Give the data again exactly as written, skipping any pictures.

■ **Data rows**:
+ + + + +

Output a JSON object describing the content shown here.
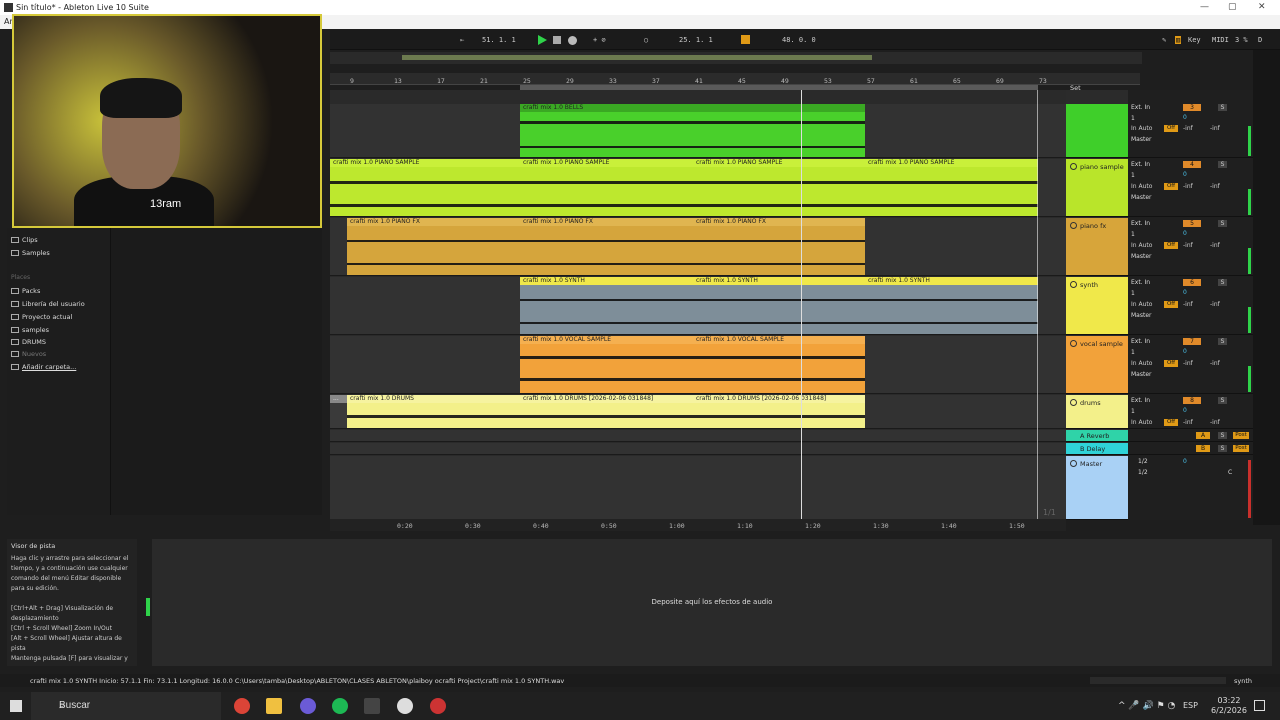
{
  "window": {
    "title": "Sin título* - Ableton Live 10 Suite",
    "menu_label": "Ar"
  },
  "transport": {
    "tempo": "",
    "position": "51.   1.   1",
    "loop_start": "25.   1.   1",
    "loop_length": "48.   0.   0",
    "key": "Key",
    "midi": "MIDI",
    "cpu": "3 %",
    "d": "D"
  },
  "ruler": {
    "bars": [
      "9",
      "13",
      "17",
      "21",
      "25",
      "29",
      "33",
      "37",
      "41",
      "45",
      "49",
      "53",
      "57",
      "61",
      "65",
      "69",
      "73"
    ],
    "set_label": "Set"
  },
  "time_ruler": [
    "0:20",
    "0:30",
    "0:40",
    "0:50",
    "1:00",
    "1:10",
    "1:20",
    "1:30",
    "1:40",
    "1:50"
  ],
  "loop_marker": "1/1",
  "clips": {
    "bells": "crafti mix 1.0 BELLS",
    "piano_sample": "crafti mix 1.0 PIANO SAMPLE",
    "piano_fx": "crafti mix 1.0 PIANO FX",
    "synth": "crafti mix 1.0 SYNTH",
    "vocal": "crafti mix 1.0 VOCAL SAMPLE",
    "drums": "crafti mix 1.0 DRUMS",
    "drums_rec": "crafti mix 1.0 DRUMS [2026-02-06 031848]",
    "truncated_start": "..."
  },
  "tracks": [
    {
      "name": "",
      "color": "#3fcf2a",
      "num": "3"
    },
    {
      "name": "piano sample",
      "color": "#b9e52a",
      "num": "4"
    },
    {
      "name": "piano fx",
      "color": "#d7a53a",
      "num": "5"
    },
    {
      "name": "synth",
      "color": "#f0e84a",
      "num": "6"
    },
    {
      "name": "vocal sample",
      "color": "#f2a23a",
      "num": "7"
    },
    {
      "name": "drums",
      "color": "#f3f08a",
      "num": "8"
    }
  ],
  "returns": [
    {
      "name": "A Reverb",
      "letter": "A",
      "color": "#2fd3a8"
    },
    {
      "name": "B Delay",
      "letter": "B",
      "color": "#2fd3d8"
    }
  ],
  "master": {
    "name": "Master",
    "cue": "1/2",
    "out": "1/2",
    "vol": "0",
    "color": "#a9d1f5"
  },
  "mixer": {
    "ext_in": "Ext. In",
    "in_ch": "1",
    "in_label": "In",
    "auto_label": "Auto",
    "off_label": "Off",
    "inf": "-inf",
    "master": "Master",
    "vol": "0",
    "pan": "C",
    "solo": "S",
    "post": "Post"
  },
  "browser": {
    "categories": [
      "Clips",
      "Samples"
    ],
    "places_header": "Places",
    "places": [
      "Packs",
      "Librería del usuario",
      "Proyecto actual",
      "samples",
      "DRUMS",
      "Nuevos",
      "Añadir carpeta..."
    ]
  },
  "webcam": {
    "caption": "13ram"
  },
  "info": {
    "title": "Visor de pista",
    "text": "Haga clic y arrastre para seleccionar el tiempo, y a continuación use cualquier comando del menú Editar disponible para su edición.\n\n[Ctrl+Alt + Drag] Visualización de desplazamiento\n[Ctrl + Scroll Wheel] Zoom In/Out\n[Alt + Scroll Wheel] Ajustar altura de pista\nMantenga pulsada [F] para visualizar y"
  },
  "device": {
    "drop_message": "Deposite aquí los efectos de audio"
  },
  "status": {
    "text": "crafti mix 1.0 SYNTH  Inicio: 57.1.1  Fin: 73.1.1  Longitud: 16.0.0  C:\\Users\\tamba\\Desktop\\ABLETON\\CLASES ABLETON\\plaiboy ocrafti Project\\crafti mix 1.0 SYNTH.wav",
    "track": "synth"
  },
  "taskbar": {
    "search": "Buscar",
    "lang": "ESP",
    "time": "03:22",
    "date": "6/2/2026"
  }
}
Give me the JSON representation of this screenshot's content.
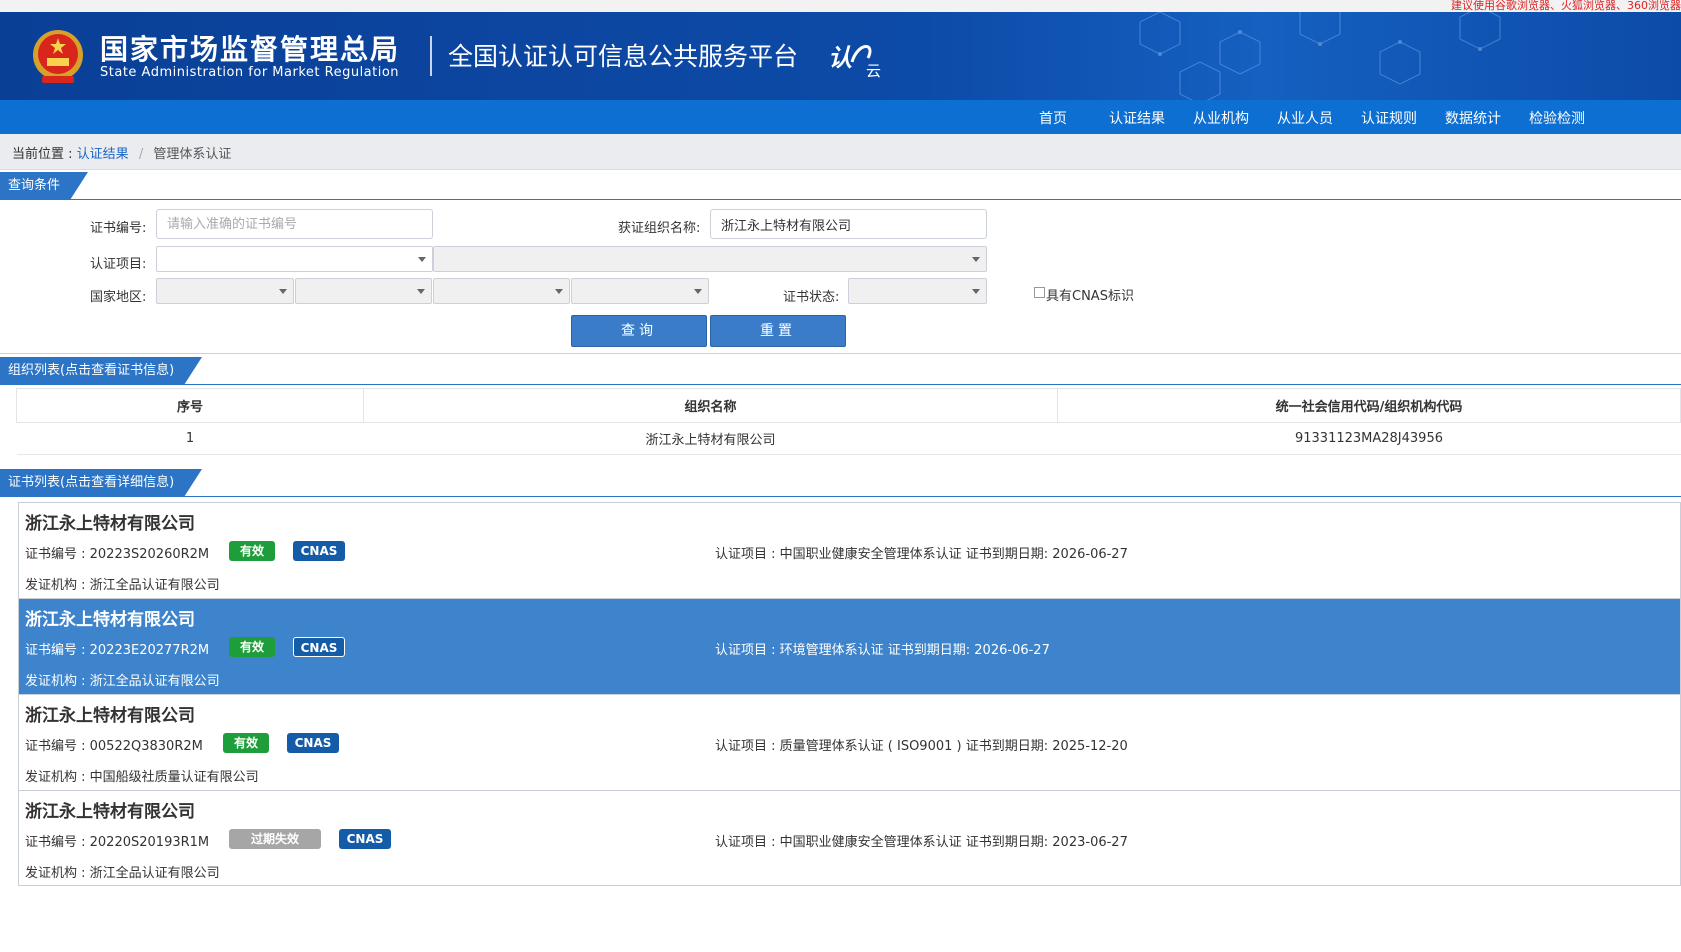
{
  "notice": "建议使用谷歌浏览器、火狐浏览器、360浏览器",
  "header": {
    "org_cn": "国家市场监督管理总局",
    "org_en": "State Administration  for  Market Regulation",
    "platform": "全国认证认可信息公共服务平台",
    "logo_text": "认云"
  },
  "nav": [
    "首页",
    "认证结果",
    "从业机构",
    "从业人员",
    "认证规则",
    "数据统计",
    "检验检测"
  ],
  "breadcrumb": {
    "label": "当前位置 :",
    "link": "认证结果",
    "separator": "/",
    "current": "管理体系认证"
  },
  "query": {
    "section_title": "查询条件",
    "cert_no_label": "证书编号:",
    "cert_no_placeholder": "请输入准确的证书编号",
    "org_name_label": "获证组织名称:",
    "org_name_value": "浙江永上特材有限公司",
    "project_label": "认证项目:",
    "region_label": "国家地区:",
    "status_label": "证书状态:",
    "cnas_label": "具有CNAS标识",
    "search_button": "查询",
    "reset_button": "重置"
  },
  "org_list": {
    "section_title": "组织列表(点击查看证书信息)",
    "columns": [
      "序号",
      "组织名称",
      "统一社会信用代码/组织机构代码"
    ],
    "rows": [
      {
        "index": "1",
        "name": "浙江永上特材有限公司",
        "code": "91331123MA28J43956"
      }
    ]
  },
  "cert_list": {
    "section_title": "证书列表(点击查看详细信息)",
    "items": [
      {
        "org": "浙江永上特材有限公司",
        "cert_no": "证书编号 : 20223S20260R2M",
        "status": "有效",
        "cnas": "CNAS",
        "issuer": "发证机构 : 浙江全品认证有限公司",
        "project": "认证项目 : 中国职业健康安全管理体系认证   证书到期日期: 2026-06-27"
      },
      {
        "org": "浙江永上特材有限公司",
        "cert_no": "证书编号 : 20223E20277R2M",
        "status": "有效",
        "cnas": "CNAS",
        "issuer": "发证机构 : 浙江全品认证有限公司",
        "project": "认证项目 : 环境管理体系认证   证书到期日期: 2026-06-27"
      },
      {
        "org": "浙江永上特材有限公司",
        "cert_no": "证书编号 : 00522Q3830R2M",
        "status": "有效",
        "cnas": "CNAS",
        "issuer": "发证机构 : 中国船级社质量认证有限公司",
        "project": "认证项目 : 质量管理体系认证 ( ISO9001 )   证书到期日期: 2025-12-20"
      },
      {
        "org": "浙江永上特材有限公司",
        "cert_no": "证书编号 : 20220S20193R1M",
        "status": "过期失效",
        "cnas": "CNAS",
        "issuer": "发证机构 : 浙江全品认证有限公司",
        "project": "认证项目 : 中国职业健康安全管理体系认证   证书到期日期: 2023-06-27"
      }
    ]
  },
  "colors": {
    "header_blue": "#0d4ba8",
    "nav_blue": "#0d6fd1",
    "accent": "#2b74c6",
    "valid_green": "#1e9e3a",
    "cnas_blue": "#145ba8",
    "selected_row": "#3e84cc"
  }
}
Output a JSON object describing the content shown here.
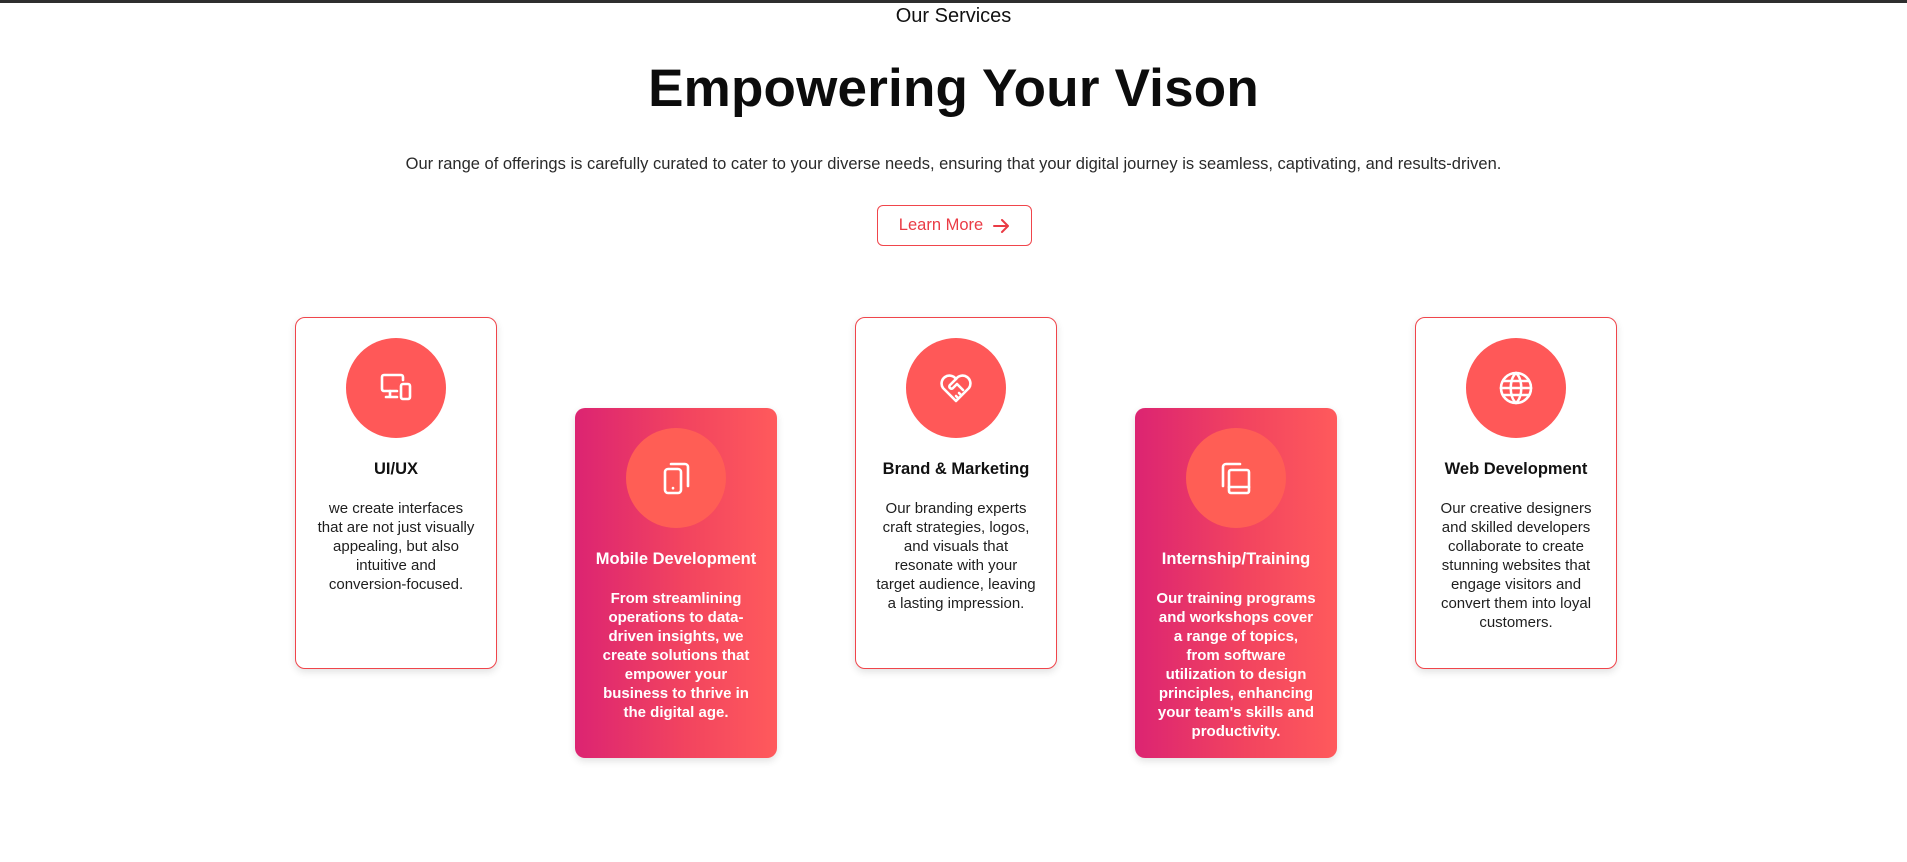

+ + + + +

■ **Written answer**:
Output a JSON object describing the content shown here.
{
  "window": {
    "title": "Sin título* - Ableton Live 10 Suite",
    "menu_label": "Ar"
  },
  "transport": {
    "tempo": "",
    "position": "51.   1.   1",
    "loop_start": "25.   1.   1",
    "loop_length": "48.   0.   0",
    "key": "Key",
    "midi": "MIDI",
    "cpu": "3 %",
    "d": "D"
  },
  "ruler": {
    "bars": [
      "9",
      "13",
      "17",
      "21",
      "25",
      "29",
      "33",
      "37",
      "41",
      "45",
      "49",
      "53",
      "57",
      "61",
      "65",
      "69",
      "73"
    ],
    "set_label": "Set"
  },
  "time_ruler": [
    "0:20",
    "0:30",
    "0:40",
    "0:50",
    "1:00",
    "1:10",
    "1:20",
    "1:30",
    "1:40",
    "1:50"
  ],
  "loop_marker": "1/1",
  "clips": {
    "bells": "crafti mix 1.0 BELLS",
    "piano_sample": "crafti mix 1.0 PIANO SAMPLE",
    "piano_fx": "crafti mix 1.0 PIANO FX",
    "synth": "crafti mix 1.0 SYNTH",
    "vocal": "crafti mix 1.0 VOCAL SAMPLE",
    "drums": "crafti mix 1.0 DRUMS",
    "drums_rec": "crafti mix 1.0 DRUMS [2026-02-06 031848]",
    "truncated_start": "..."
  },
  "tracks": [
    {
      "name": "",
      "color": "#3fcf2a",
      "num": "3"
    },
    {
      "name": "piano sample",
      "color": "#b9e52a",
      "num": "4"
    },
    {
      "name": "piano fx",
      "color": "#d7a53a",
      "num": "5"
    },
    {
      "name": "synth",
      "color": "#f0e84a",
      "num": "6"
    },
    {
      "name": "vocal sample",
      "color": "#f2a23a",
      "num": "7"
    },
    {
      "name": "drums",
      "color": "#f3f08a",
      "num": "8"
    }
  ],
  "returns": [
    {
      "name": "A Reverb",
      "letter": "A",
      "color": "#2fd3a8"
    },
    {
      "name": "B Delay",
      "letter": "B",
      "color": "#2fd3d8"
    }
  ],
  "master": {
    "name": "Master",
    "cue": "1/2",
    "out": "1/2",
    "vol": "0",
    "color": "#a9d1f5"
  },
  "mixer": {
    "ext_in": "Ext. In",
    "in_ch": "1",
    "in_label": "In",
    "auto_label": "Auto",
    "off_label": "Off",
    "inf": "-inf",
    "master": "Master",
    "vol": "0",
    "pan": "C",
    "solo": "S",
    "post": "Post"
  },
  "browser": {
    "categories": [
      "Clips",
      "Samples"
    ],
    "places_header": "Places",
    "places": [
      "Packs",
      "Librería del usuario",
      "Proyecto actual",
      "samples",
      "DRUMS",
      "Nuevos",
      "Añadir carpeta..."
    ]
  },
  "webcam": {
    "caption": "13ram"
  },
  "info": {
    "title": "Visor de pista",
    "text": "Haga clic y arrastre para seleccionar el tiempo, y a continuación use cualquier comando del menú Editar disponible para su edición.\n\n[Ctrl+Alt + Drag] Visualización de desplazamiento\n[Ctrl + Scroll Wheel] Zoom In/Out\n[Alt + Scroll Wheel] Ajustar altura de pista\nMantenga pulsada [F] para visualizar y"
  },
  "device": {
    "drop_message": "Deposite aquí los efectos de audio"
  },
  "status": {
    "text": "crafti mix 1.0 SYNTH  Inicio: 57.1.1  Fin: 73.1.1  Longitud: 16.0.0  C:\\Users\\tamba\\Desktop\\ABLETON\\CLASES ABLETON\\plaiboy ocrafti Project\\crafti mix 1.0 SYNTH.wav",
    "track": "synth"
  },
  "taskbar": {
    "search": "Buscar",
    "lang": "ESP",
    "time": "03:22",
    "date": "6/2/2026"
  }
}
Give me the JSON representation of this screenshot's content.
{
  "notice": "建议使用谷歌浏览器、火狐浏览器、360浏览器",
  "header": {
    "org_cn": "国家市场监督管理总局",
    "org_en": "State Administration  for  Market Regulation",
    "platform": "全国认证认可信息公共服务平台",
    "logo_text": "认云"
  },
  "nav": [
    "首页",
    "认证结果",
    "从业机构",
    "从业人员",
    "认证规则",
    "数据统计",
    "检验检测"
  ],
  "breadcrumb": {
    "label": "当前位置 :",
    "link": "认证结果",
    "separator": "/",
    "current": "管理体系认证"
  },
  "query": {
    "section_title": "查询条件",
    "cert_no_label": "证书编号:",
    "cert_no_placeholder": "请输入准确的证书编号",
    "org_name_label": "获证组织名称:",
    "org_name_value": "浙江永上特材有限公司",
    "project_label": "认证项目:",
    "region_label": "国家地区:",
    "status_label": "证书状态:",
    "cnas_label": "具有CNAS标识",
    "search_button": "查询",
    "reset_button": "重置"
  },
  "org_list": {
    "section_title": "组织列表(点击查看证书信息)",
    "columns": [
      "序号",
      "组织名称",
      "统一社会信用代码/组织机构代码"
    ],
    "rows": [
      {
        "index": "1",
        "name": "浙江永上特材有限公司",
        "code": "91331123MA28J43956"
      }
    ]
  },
  "cert_list": {
    "section_title": "证书列表(点击查看详细信息)",
    "items": [
      {
        "org": "浙江永上特材有限公司",
        "cert_no": "证书编号 : 20223S20260R2M",
        "status": "有效",
        "cnas": "CNAS",
        "issuer": "发证机构 : 浙江全品认证有限公司",
        "project": "认证项目 : 中国职业健康安全管理体系认证   证书到期日期: 2026-06-27"
      },
      {
        "org": "浙江永上特材有限公司",
        "cert_no": "证书编号 : 20223E20277R2M",
        "status": "有效",
        "cnas": "CNAS",
        "issuer": "发证机构 : 浙江全品认证有限公司",
        "project": "认证项目 : 环境管理体系认证   证书到期日期: 2026-06-27"
      },
      {
        "org": "浙江永上特材有限公司",
        "cert_no": "证书编号 : 00522Q3830R2M",
        "status": "有效",
        "cnas": "CNAS",
        "issuer": "发证机构 : 中国船级社质量认证有限公司",
        "project": "认证项目 : 质量管理体系认证 ( ISO9001 )   证书到期日期: 2025-12-20"
      },
      {
        "org": "浙江永上特材有限公司",
        "cert_no": "证书编号 : 20220S20193R1M",
        "status": "过期失效",
        "cnas": "CNAS",
        "issuer": "发证机构 : 浙江全品认证有限公司",
        "project": "认证项目 : 中国职业健康安全管理体系认证   证书到期日期: 2023-06-27"
      }
    ]
  },
  "colors": {
    "header_blue": "#0d4ba8",
    "nav_blue": "#0d6fd1",
    "accent": "#2b74c6",
    "valid_green": "#1e9e3a",
    "cnas_blue": "#145ba8",
    "selected_row": "#3e84cc"
  }
}
Output a JSON object describing the content shown here.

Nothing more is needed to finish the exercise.